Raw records
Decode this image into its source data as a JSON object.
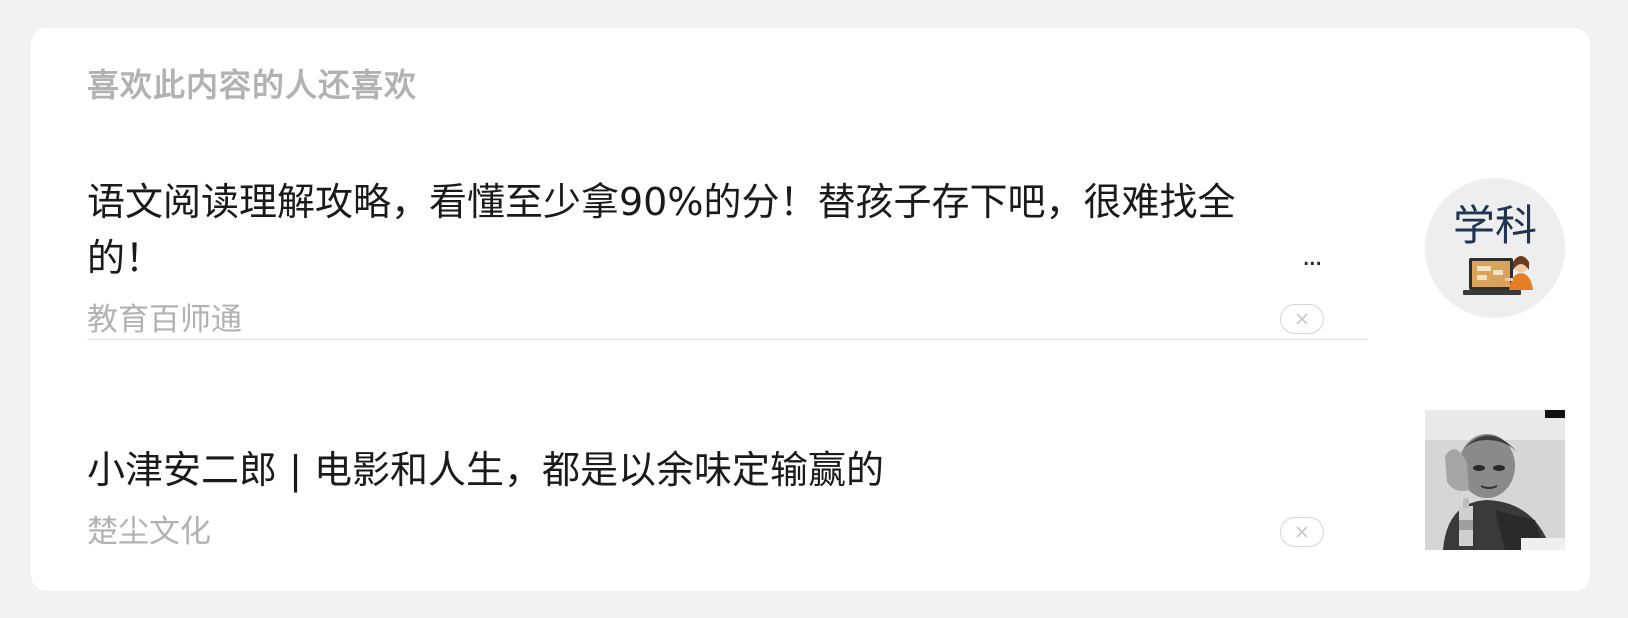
{
  "section": {
    "title": "喜欢此内容的人还喜欢"
  },
  "articles": [
    {
      "title": "语文阅读理解攻略，看懂至少拿90%的分！替孩子存下吧，很难找全的！",
      "ellipsis": "...",
      "source": "教育百师通",
      "thumbnail_text": "学科",
      "thumbnail_icon": "teacher-laptop-illustration"
    },
    {
      "title": "小津安二郎 | 电影和人生，都是以余味定输赢的",
      "source": "楚尘文化",
      "thumbnail_icon": "portrait-photo"
    }
  ],
  "colors": {
    "background": "#f2f2f2",
    "card": "#ffffff",
    "title_text": "#1a1a1a",
    "muted_text": "#b2b2b2",
    "thumb_text": "#1f3550"
  }
}
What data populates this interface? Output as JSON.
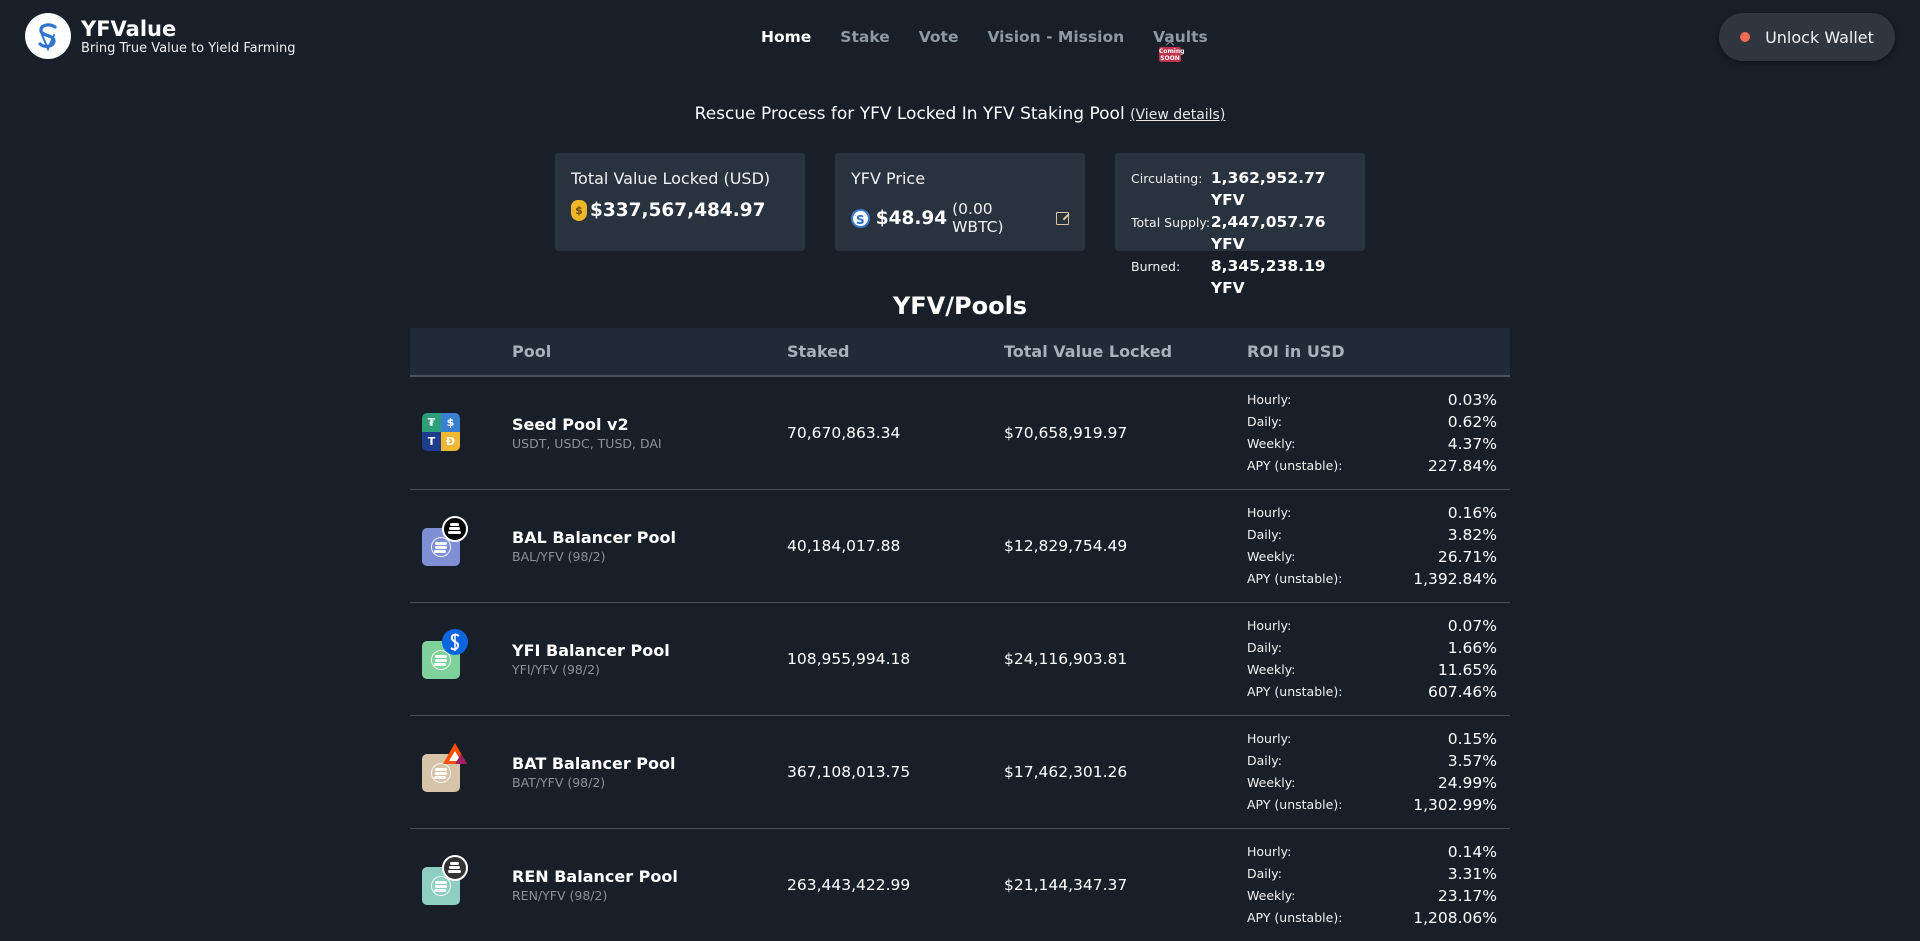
{
  "brand": {
    "name": "YFValue",
    "tagline": "Bring True Value to Yield Farming",
    "logo_glyph": "S"
  },
  "nav": {
    "items": [
      {
        "label": "Home",
        "active": true
      },
      {
        "label": "Stake",
        "active": false
      },
      {
        "label": "Vote",
        "active": false
      },
      {
        "label": "Vision - Mission",
        "active": false
      },
      {
        "label": "Vaults",
        "active": false
      }
    ],
    "coming_soon_badge": "Coming SOON"
  },
  "wallet": {
    "label": "Unlock Wallet",
    "status_color": "#f36a56"
  },
  "notice": {
    "text": "Rescue Process for YFV Locked In YFV Staking Pool",
    "link": "(View details)"
  },
  "stats": {
    "tvl": {
      "title": "Total Value Locked (USD)",
      "value": "$337,567,484.97",
      "icon": "money-bag-icon",
      "icon_glyph": "$"
    },
    "price": {
      "title": "YFV Price",
      "value": "$48.94",
      "sub": "(0.00 WBTC)",
      "icon_glyph": "S"
    },
    "supply": {
      "rows": [
        {
          "label": "Circulating:",
          "value": "1,362,952.77 YFV"
        },
        {
          "label": "Total Supply:",
          "value": "2,447,057.76 YFV"
        },
        {
          "label": "Burned:",
          "value": "8,345,238.19 YFV"
        }
      ]
    }
  },
  "pools": {
    "title": "YFV/Pools",
    "headers": {
      "pool": "Pool",
      "staked": "Staked",
      "tvl": "Total Value Locked",
      "roi": "ROI in USD"
    },
    "roi_labels": {
      "hourly": "Hourly:",
      "daily": "Daily:",
      "weekly": "Weekly:",
      "apy": "APY (unstable):"
    },
    "rows": [
      {
        "name": "Seed Pool v2",
        "tokens": "USDT, USDC, TUSD, DAI",
        "staked": "70,670,863.34",
        "tvl": "$70,658,919.97",
        "hourly": "0.03%",
        "daily": "0.62%",
        "weekly": "4.37%",
        "apy": "227.84%",
        "icon": "seed-pool-icon",
        "seed_glyphs": [
          "₮",
          "$",
          "T",
          "Đ"
        ],
        "seed_colors": [
          "#2d9f78",
          "#3b7fd0",
          "#1d3d8c",
          "#f4b731"
        ]
      },
      {
        "name": "BAL Balancer Pool",
        "tokens": "BAL/YFV (98/2)",
        "staked": "40,184,017.88",
        "tvl": "$12,829,754.49",
        "hourly": "0.16%",
        "daily": "3.82%",
        "weekly": "26.71%",
        "apy": "1,392.84%",
        "icon": "bal-icon",
        "square_color": "#7f8fd4",
        "badge_color": "#000000"
      },
      {
        "name": "YFI Balancer Pool",
        "tokens": "YFI/YFV (98/2)",
        "staked": "108,955,994.18",
        "tvl": "$24,116,903.81",
        "hourly": "0.07%",
        "daily": "1.66%",
        "weekly": "11.65%",
        "apy": "607.46%",
        "icon": "yfi-icon",
        "square_color": "#7fd09a",
        "badge_color": "#0a66e0"
      },
      {
        "name": "BAT Balancer Pool",
        "tokens": "BAT/YFV (98/2)",
        "staked": "367,108,013.75",
        "tvl": "$17,462,301.26",
        "hourly": "0.15%",
        "daily": "3.57%",
        "weekly": "24.99%",
        "apy": "1,302.99%",
        "icon": "bat-icon",
        "square_color": "#d6c3a8",
        "badge_color": "#ff5000"
      },
      {
        "name": "REN Balancer Pool",
        "tokens": "REN/YFV (98/2)",
        "staked": "263,443,422.99",
        "tvl": "$21,144,347.37",
        "hourly": "0.14%",
        "daily": "3.31%",
        "weekly": "23.17%",
        "apy": "1,208.06%",
        "icon": "ren-icon",
        "square_color": "#8fcfc2",
        "badge_color": "#333333"
      }
    ]
  }
}
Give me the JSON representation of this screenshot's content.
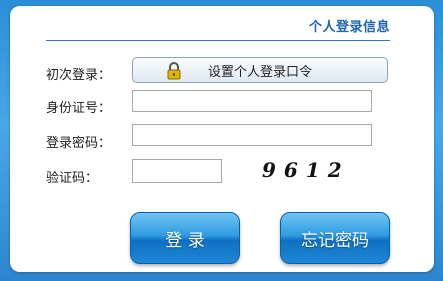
{
  "header": {
    "title": "个人登录信息"
  },
  "form": {
    "first_login_label": "初次登录：",
    "set_password_button": "设置个人登录口令",
    "id_label": "身份证号：",
    "id_value": "",
    "password_label": "登录密码：",
    "password_value": "",
    "captcha_label": "验证码：",
    "captcha_value": "",
    "captcha_text": "9612"
  },
  "buttons": {
    "login": "登 录",
    "forgot": "忘记密码"
  },
  "icons": {
    "lock": "lock-icon"
  }
}
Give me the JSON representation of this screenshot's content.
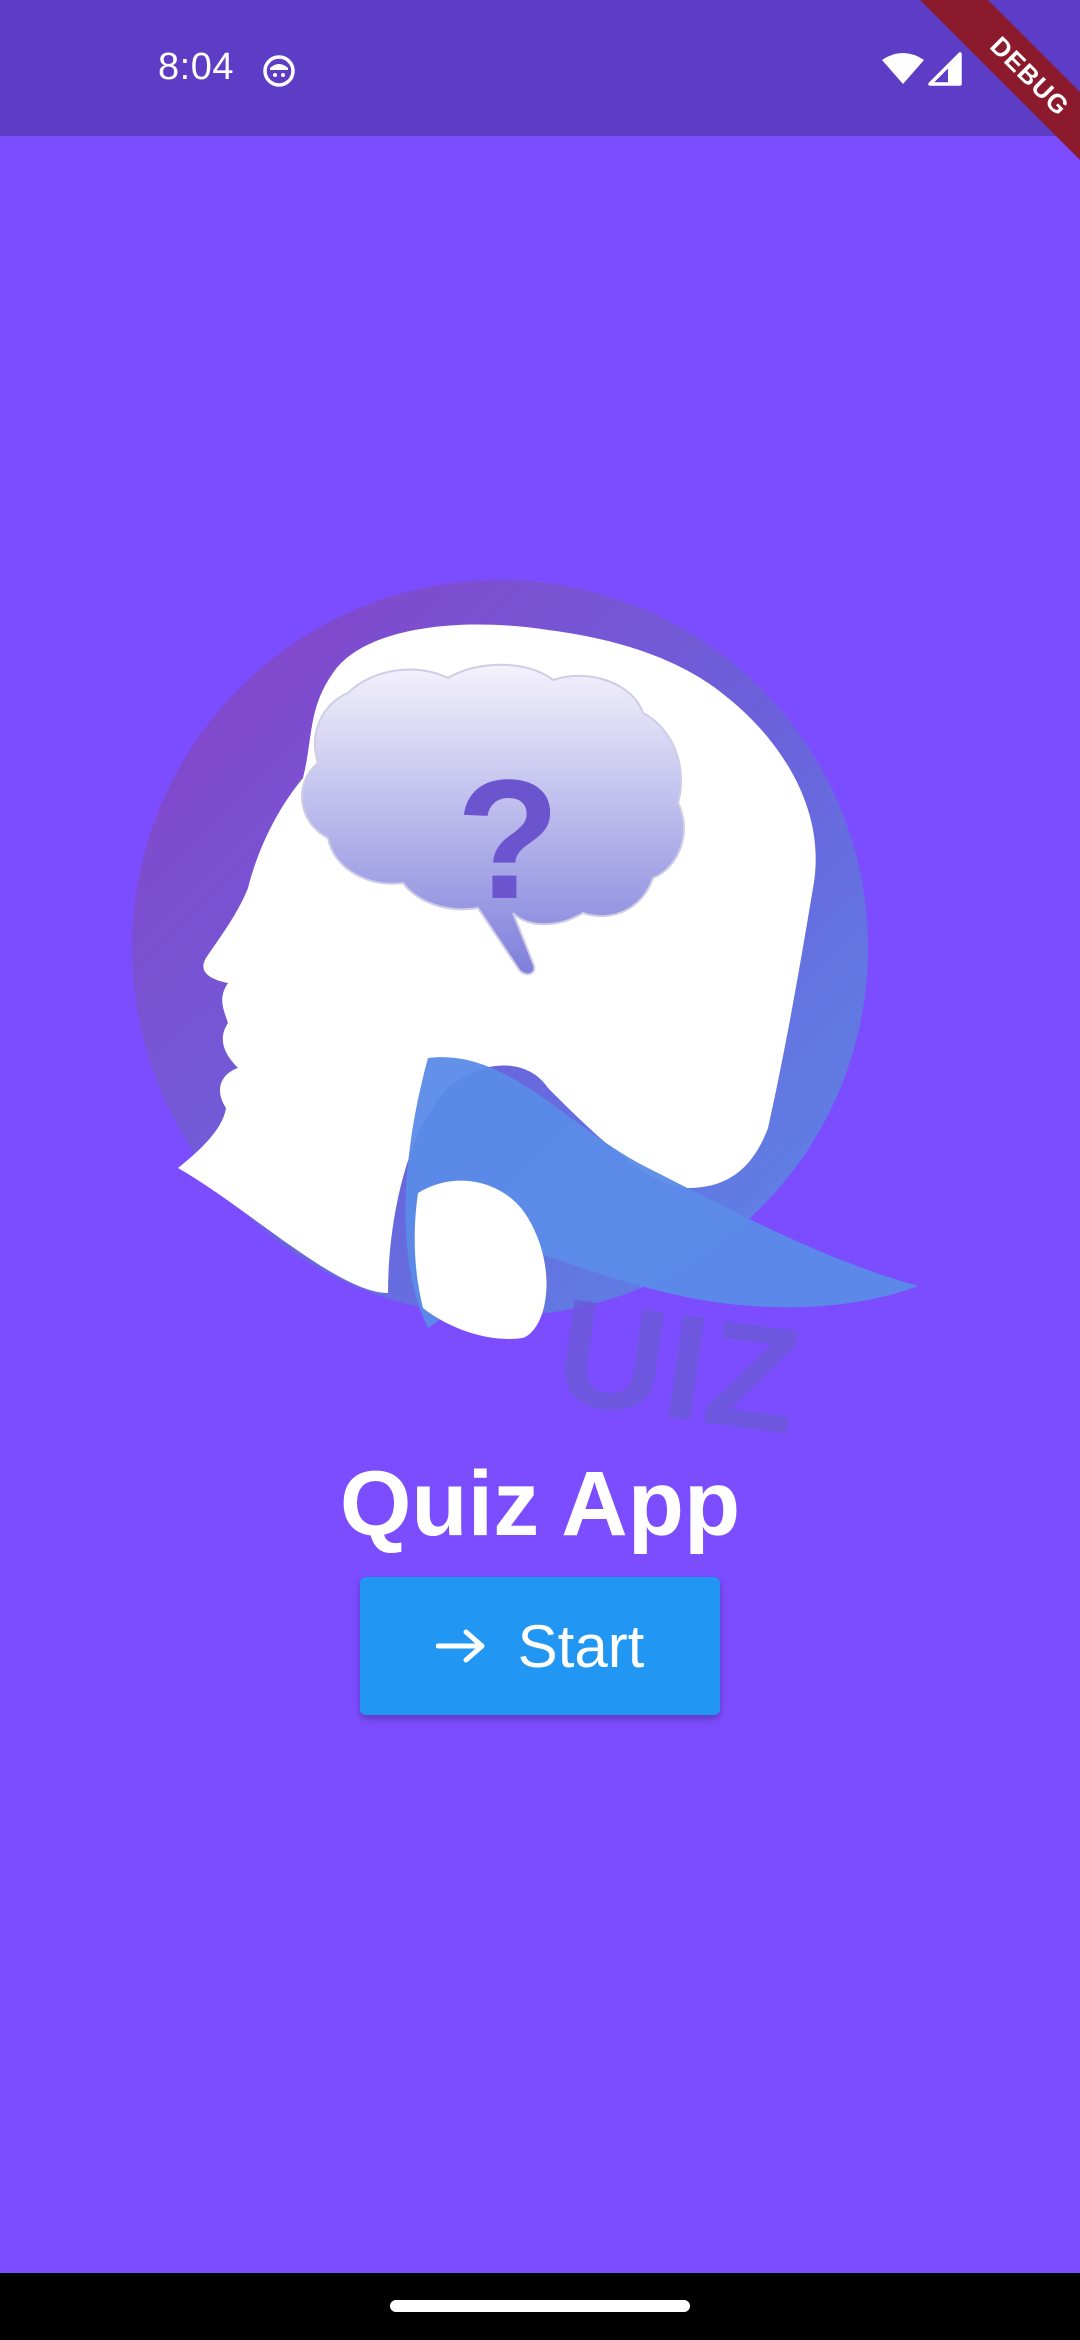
{
  "status_bar": {
    "time": "8:04",
    "icons": [
      "app-notification-icon",
      "wifi-icon",
      "signal-icon"
    ]
  },
  "debug_banner": "DEBUG",
  "logo": {
    "question_mark": "?",
    "wordmark": "UIZ"
  },
  "main": {
    "title": "Quiz App",
    "start_button_label": "Start",
    "start_button_icon": "arrow-forward-icon"
  },
  "colors": {
    "background": "#7c4dff",
    "status_bar": "#5e3dc6",
    "button": "#2196f3",
    "debug_ribbon": "#8b1a2d"
  }
}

- _DO THIS_
Tally how many lines of the data include the word "JSON". Write the number and nothing else.

- _ANSWER TO THE PROBLEM_
4